I think that applying the label "AI" to some algorithms only serves to give us a very impartial sense of awe towards them that goes far beyond what their actual performance merits.

AI is what works instead of humans. The next step of automation. We used to walk, then we rode horses, now we're driving cars, next cars will be driving themselves, and human command will move to higher and higher levels of abstraction.
> AI is what works instead of humans.

But all algorithms do what humans used to do. So is AI the name for algorithms that do the work humans (in Western societies) still do, or did until recently?

> human command will move to higher and higher levels of abstraction

So am I on a different level of abstraction when a human is driving my taxi than when a computer does it? ;)

You are not.

But your former driver certainly is.

A set of statistical methods coupled with computational power. Kind of like nanotech is really renamed material science instead of self assembling tiny robots.
So statistics is now synonymous with intelligence? It used to be quite the opposite... :)

The task
Copy the whole discussion about what counts as "AI" above, word for word.

Excerpted records

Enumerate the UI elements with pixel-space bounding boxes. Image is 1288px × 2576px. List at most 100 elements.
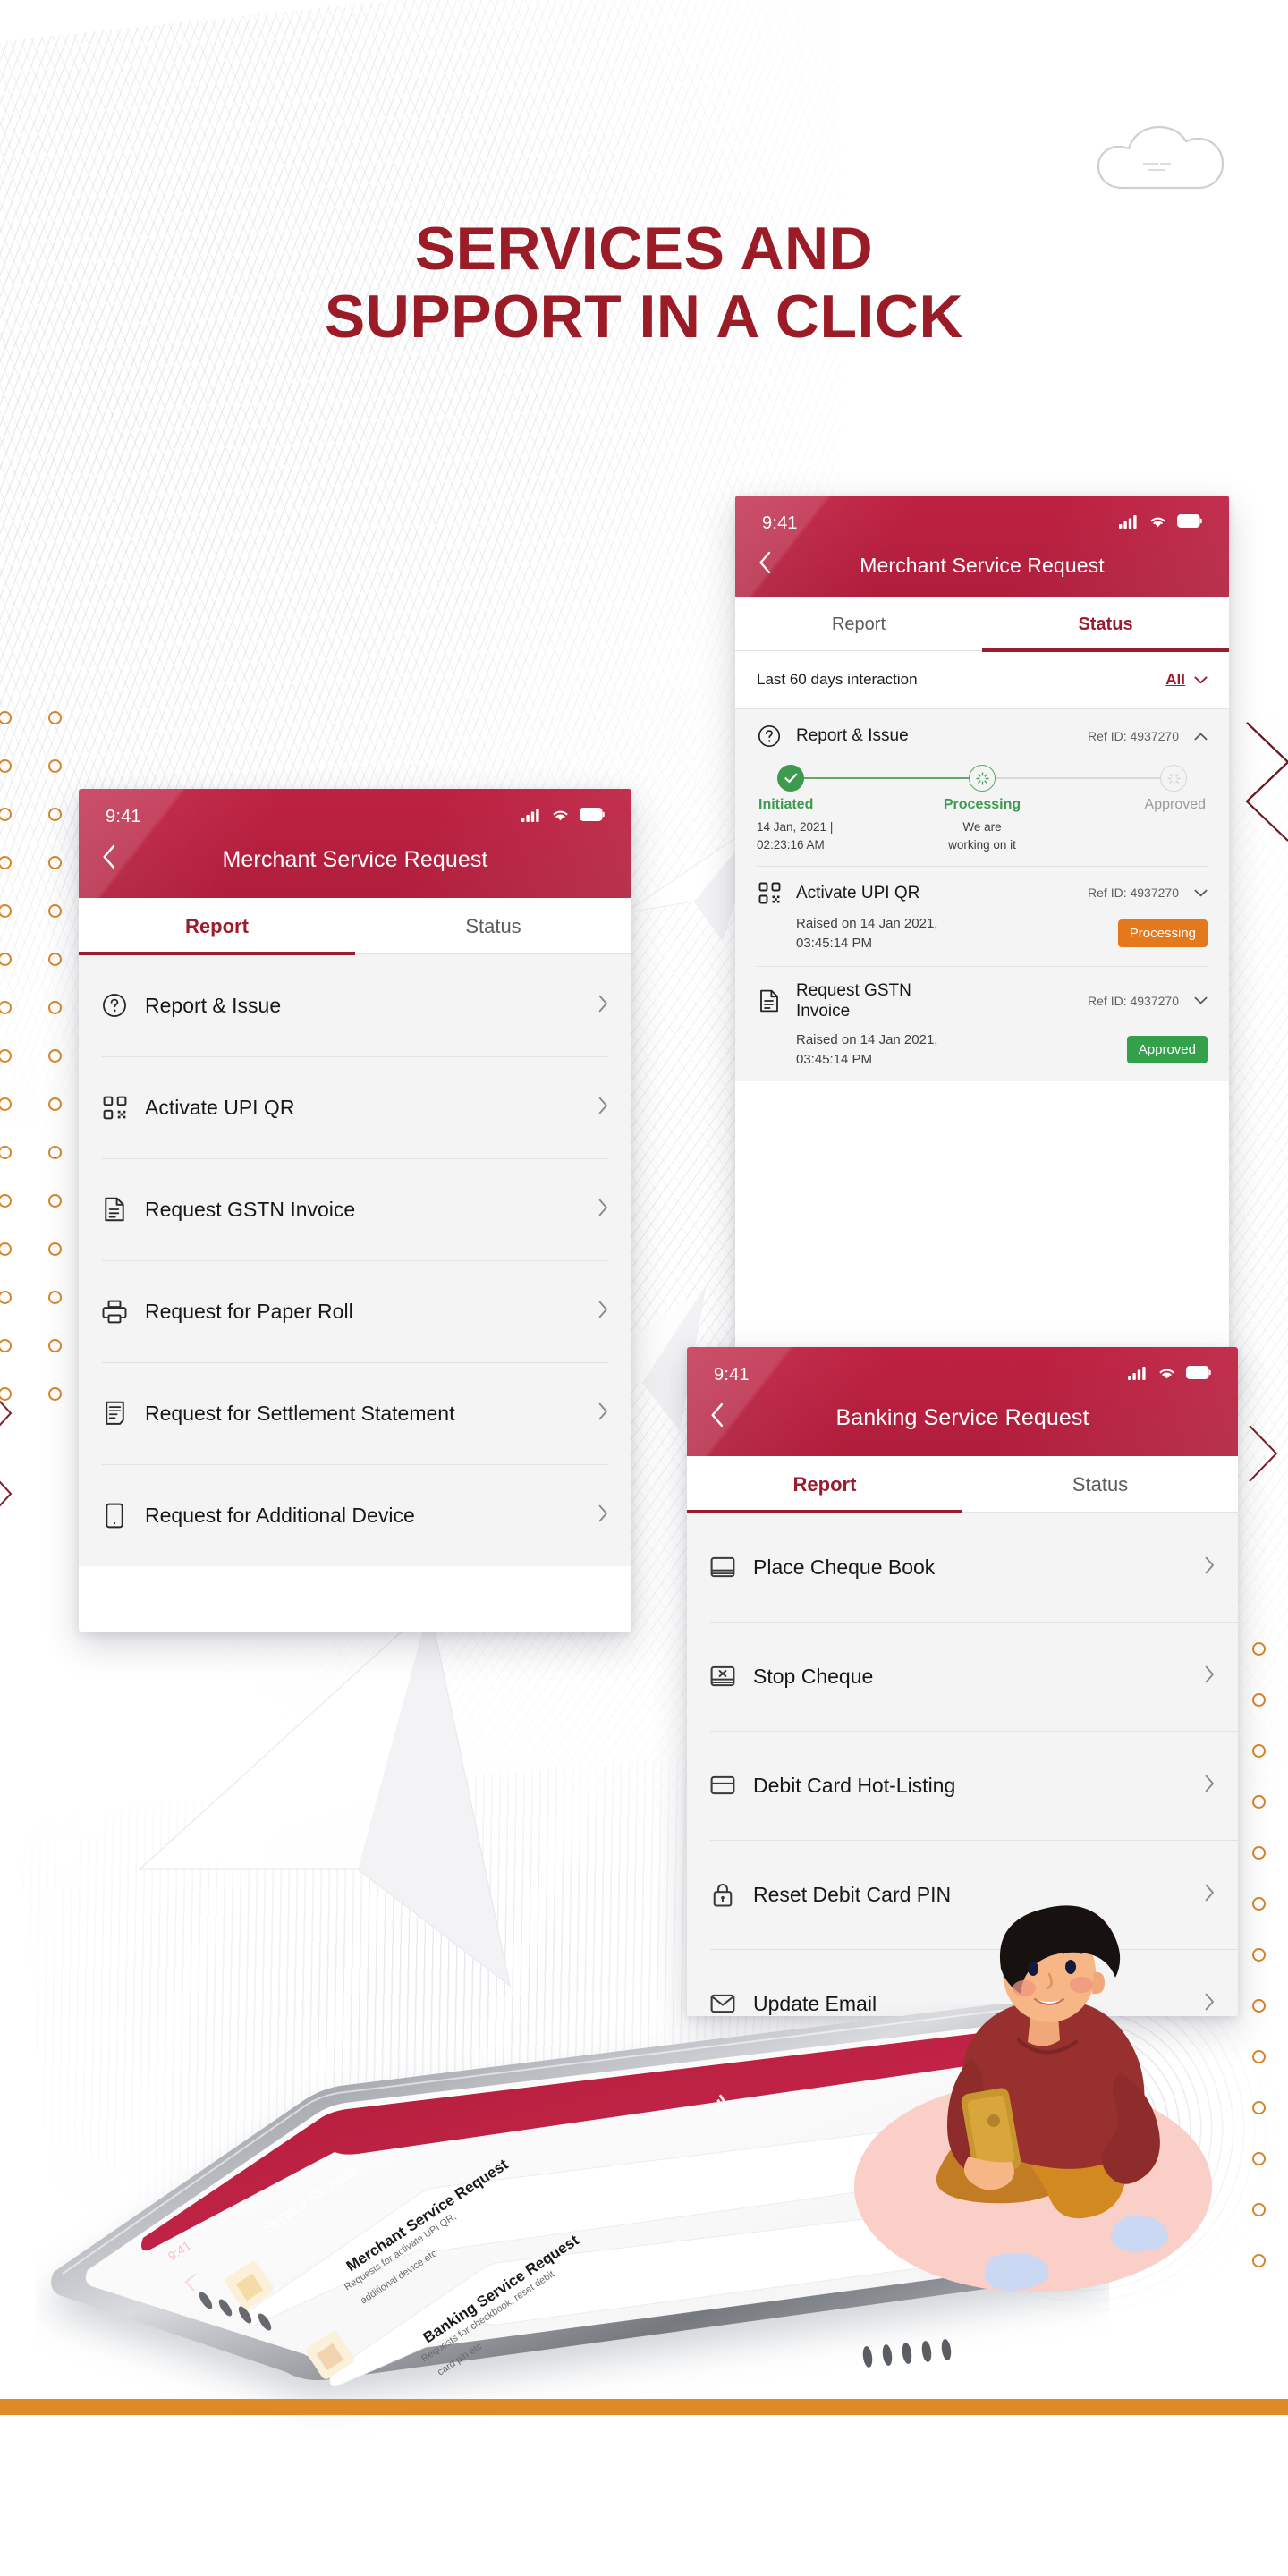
lock-icon <box>710 1882 735 1907</box>
ring-dot-icon <box>48 711 62 724</box>
tab-report[interactable]: Report <box>735 597 982 651</box>
ring-dot-icon <box>48 1049 62 1063</box>
ring-dot-icon <box>0 1001 12 1014</box>
list-item-label: Request for Additional Device <box>145 1503 415 1527</box>
status-bar: 9:41 <box>687 1347 1238 1402</box>
filter-select[interactable]: All <box>1165 671 1208 689</box>
ring-dot-icon <box>0 1242 12 1256</box>
ring-dot-icon <box>1252 1846 1266 1860</box>
poster-canvas: SERVICES AND SUPPORT IN A CLICK 9:41 Mer… <box>0 0 1288 2576</box>
double-chevron-outline-icon-left <box>0 1386 18 1445</box>
tracker-label-approved: Approved <box>1144 797 1207 812</box>
ring-dot-icon <box>48 1291 62 1304</box>
tracker-step-labels: Initiated Processing Approved <box>757 797 1208 813</box>
list-item-request-gstn-invoice[interactable]: Request GSTN Invoice <box>79 1158 631 1260</box>
list-item-request-for-paper-roll[interactable]: Request for Paper Roll <box>79 1260 631 1362</box>
app-title: Merchant Service Request <box>860 553 1105 577</box>
tab-report[interactable]: Report <box>79 898 355 955</box>
chevron-down-icon[interactable] <box>1193 886 1208 901</box>
app-title: Merchant Service Request <box>222 846 488 872</box>
double-chevron-outline-icon-left-2 <box>0 1467 18 1525</box>
list-item-request-for-additional-device[interactable]: Request for Additional Device <box>79 1464 631 1566</box>
status-entry-request-gstn-invoice[interactable]: Request GSTN Invoice Ref ID: 4937270 Rai… <box>735 965 1229 1082</box>
question-circle-icon <box>757 724 782 749</box>
tracker-node-processing <box>969 765 996 792</box>
chevron-up-icon[interactable] <box>1193 729 1208 744</box>
merchant-status-appbar: Merchant Service Request <box>735 551 1229 597</box>
qr-code-icon <box>102 1095 127 1120</box>
list-item-activate-upi-qr[interactable]: Activate UPI QR <box>79 1056 631 1158</box>
battery-icon <box>1177 514 1202 532</box>
banking-appbar: Banking Service Request <box>687 1402 1238 1456</box>
merchant-status-tabs: Report Status <box>735 597 1229 652</box>
ring-dot-icon <box>1252 1642 1266 1656</box>
battery-icon <box>580 808 605 826</box>
cheque-book-icon <box>710 1555 735 1580</box>
merchant-report-list: Report & Issue Activate UPI QR Request G… <box>79 954 631 1566</box>
status-bar: 9:41 <box>79 789 631 844</box>
tab-report[interactable]: Report <box>687 1456 962 1513</box>
chevron-down-icon <box>1194 671 1208 689</box>
signal-icon <box>1119 514 1139 533</box>
status-entry-name: Activate UPI QR <box>796 883 920 902</box>
ring-dot-icon <box>48 953 62 966</box>
chevron-right-icon <box>1205 1665 1215 1687</box>
ring-dot-icon <box>0 808 12 821</box>
ring-dot-icon <box>48 856 62 869</box>
ring-dot-icon <box>0 953 12 966</box>
tracker-node-initiated <box>777 765 804 792</box>
ring-dot-icon <box>0 1339 12 1352</box>
status-entry-ref-id: Ref ID: 4937270 <box>1088 886 1179 901</box>
ring-dot-icon <box>48 759 62 773</box>
chevron-left-icon <box>759 551 771 574</box>
wifi-icon <box>1148 514 1167 533</box>
ring-dot-icon <box>48 1146 62 1159</box>
headline-line-1: SERVICES AND <box>414 215 874 283</box>
list-item-debit-card-hot-listing[interactable]: Debit Card Hot-Listing <box>687 1731 1238 1840</box>
app-title: Banking Service Request <box>835 1404 1089 1430</box>
chevron-right-icon <box>598 1402 608 1424</box>
double-chevron-outline-icon-right-2 <box>1248 1422 1284 1489</box>
receipt-icon <box>102 1401 127 1426</box>
tab-status[interactable]: Status <box>962 1456 1238 1513</box>
mobile-device-icon <box>102 1503 127 1528</box>
back-button[interactable] <box>102 844 129 875</box>
status-entry-activate-upi-qr[interactable]: Activate UPI QR Ref ID: 4937270 Raised o… <box>735 866 1229 966</box>
status-bar-icons <box>1128 1366 1211 1385</box>
tab-status[interactable]: Status <box>355 898 631 954</box>
list-item-report-issue[interactable]: Report & Issue <box>79 954 631 1056</box>
status-entry-meta: Raised on 14 Jan 2021, 03:45:14 PM Appro… <box>757 1030 1208 1070</box>
double-chevron-outline-icon-right <box>1243 716 1288 863</box>
list-item-label: Stop Cheque <box>753 1664 874 1688</box>
merchant-status-header: 9:41 Merchant Service Request <box>735 496 1229 597</box>
ring-dot-icon <box>0 1146 12 1159</box>
wifi-icon <box>1157 1366 1176 1385</box>
list-item-label: Request for Paper Roll <box>145 1299 353 1323</box>
status-badge: Approved <box>1126 1036 1208 1064</box>
status-entry-report-issue[interactable]: Report & Issue Ref ID: 4937270 Initiated… <box>735 709 1229 866</box>
list-item-label: Report & Issue <box>145 993 282 1017</box>
list-item-stop-cheque[interactable]: Stop Cheque <box>687 1622 1238 1731</box>
merchant-report-tabs: Report Status <box>79 898 631 955</box>
headline-line-2: SUPPORT IN A CLICK <box>324 283 964 352</box>
back-button[interactable] <box>758 551 785 580</box>
question-circle-icon <box>102 993 127 1018</box>
back-button[interactable] <box>710 1402 737 1433</box>
status-entry-raised-on: Raised on 14 Jan 2021, 03:45:14 PM <box>796 916 938 951</box>
ring-dot-icon <box>48 1194 62 1208</box>
spinner-icon-idle <box>1166 771 1181 785</box>
chevron-down-icon[interactable] <box>1193 993 1208 1008</box>
banking-header: 9:41 Banking Service Request <box>687 1347 1238 1456</box>
tab-status[interactable]: Status <box>982 597 1229 652</box>
tracker-label-initiated: Initiated <box>758 797 814 812</box>
status-bar-time: 9:41 <box>762 513 798 533</box>
status-entry-header: Activate UPI QR Ref ID: 4937270 <box>757 880 1208 905</box>
ring-dot-icon <box>48 808 62 821</box>
ring-dot-icon <box>0 856 12 869</box>
list-item-request-for-settlement-statement[interactable]: Request for Settlement Statement <box>79 1362 631 1464</box>
status-entry-header: Report & Issue Ref ID: 4937270 <box>757 724 1208 749</box>
list-item-place-cheque-book[interactable]: Place Cheque Book <box>687 1513 1238 1622</box>
list-item-label: Activate UPI QR <box>145 1095 295 1119</box>
ring-dot-icon <box>48 1097 62 1111</box>
tracker-detail-initiated: 14 Jan, 2021 | 02:23:16 AM <box>757 820 834 852</box>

Answer for the task
I think that applying the label "AI" to some algorithms only serves to give us a very impartial sense of awe towards them that goes far beyond what their actual performance merits.

AI is what works instead of humans. The next step of automation. We used to walk, then we rode horses, now we're driving cars, next cars will be driving themselves, and human command will move to higher and higher levels of abstraction.
> AI is what works instead of humans.

But all algorithms do what humans used to do. So is AI the name for algorithms that do the work humans (in Western societies) still do, or did until recently?

> human command will move to higher and higher levels of abstraction

So am I on a different level of abstraction when a human is driving my taxi than when a computer does it? ;)

You are not.

But your former driver certainly is.

A set of statistical methods coupled with computational power. Kind of like nanotech is really renamed material science instead of self assembling tiny robots.
So statistics is now synonymous with intelligence? It used to be quite the opposite... :)